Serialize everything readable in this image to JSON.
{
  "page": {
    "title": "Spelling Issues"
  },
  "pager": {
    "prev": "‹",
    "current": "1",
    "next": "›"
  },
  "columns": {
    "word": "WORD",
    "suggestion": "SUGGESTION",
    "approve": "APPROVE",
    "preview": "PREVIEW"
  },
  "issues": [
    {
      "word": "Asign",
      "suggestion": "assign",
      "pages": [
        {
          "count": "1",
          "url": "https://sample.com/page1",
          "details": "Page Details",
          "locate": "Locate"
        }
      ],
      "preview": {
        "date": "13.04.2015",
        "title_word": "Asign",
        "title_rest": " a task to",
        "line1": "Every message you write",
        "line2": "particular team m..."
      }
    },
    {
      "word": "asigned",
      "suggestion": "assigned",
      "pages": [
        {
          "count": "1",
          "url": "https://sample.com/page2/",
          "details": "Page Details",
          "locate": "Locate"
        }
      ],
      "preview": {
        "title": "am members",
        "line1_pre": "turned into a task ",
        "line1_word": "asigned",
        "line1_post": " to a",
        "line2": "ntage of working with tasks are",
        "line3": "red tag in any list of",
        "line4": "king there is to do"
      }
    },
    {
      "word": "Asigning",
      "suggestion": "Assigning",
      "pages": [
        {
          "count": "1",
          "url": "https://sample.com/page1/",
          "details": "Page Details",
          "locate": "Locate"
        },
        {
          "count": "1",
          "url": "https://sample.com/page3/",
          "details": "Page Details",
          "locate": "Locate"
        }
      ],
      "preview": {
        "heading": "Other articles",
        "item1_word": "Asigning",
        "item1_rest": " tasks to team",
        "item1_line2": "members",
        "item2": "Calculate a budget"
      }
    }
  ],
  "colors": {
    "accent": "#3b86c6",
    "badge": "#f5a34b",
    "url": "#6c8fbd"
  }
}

::::::::::

*CHALLENGE:* Make an exact copy of the records.

*RIGHT ANSWER:*
Serialize everything readable in this image to JSON.
{
  "page": {
    "title": "Spelling Issues"
  },
  "pager": {
    "prev": "‹",
    "current": "1",
    "next": "›"
  },
  "columns": {
    "word": "WORD",
    "suggestion": "SUGGESTION",
    "approve": "APPROVE",
    "preview": "PREVIEW"
  },
  "issues": [
    {
      "word": "Asign",
      "suggestion": "assign",
      "pages": [
        {
          "count": "1",
          "url": "https://sample.com/page1",
          "details": "Page Details",
          "locate": "Locate"
        }
      ],
      "preview": {
        "date": "13.04.2015",
        "title_word": "Asign",
        "title_rest": " a task to",
        "line1": "Every message you write",
        "line2": "particular team m..."
      }
    },
    {
      "word": "asigned",
      "suggestion": "assigned",
      "pages": [
        {
          "count": "1",
          "url": "https://sample.com/page2/",
          "details": "Page Details",
          "locate": "Locate"
        }
      ],
      "preview": {
        "title": "am members",
        "line1_pre": "turned into a task ",
        "line1_word": "asigned",
        "line1_post": " to a",
        "line2": "ntage of working with tasks are",
        "line3": "red tag in any list of",
        "line4": "king there is to do"
      }
    },
    {
      "word": "Asigning",
      "suggestion": "Assigning",
      "pages": [
        {
          "count": "1",
          "url": "https://sample.com/page1/",
          "details": "Page Details",
          "locate": "Locate"
        },
        {
          "count": "1",
          "url": "https://sample.com/page3/",
          "details": "Page Details",
          "locate": "Locate"
        }
      ],
      "preview": {
        "heading": "Other articles",
        "item1_word": "Asigning",
        "item1_rest": " tasks to team",
        "item1_line2": "members",
        "item2": "Calculate a budget"
      }
    }
  ],
  "colors": {
    "accent": "#3b86c6",
    "badge": "#f5a34b",
    "url": "#6c8fbd"
  }
}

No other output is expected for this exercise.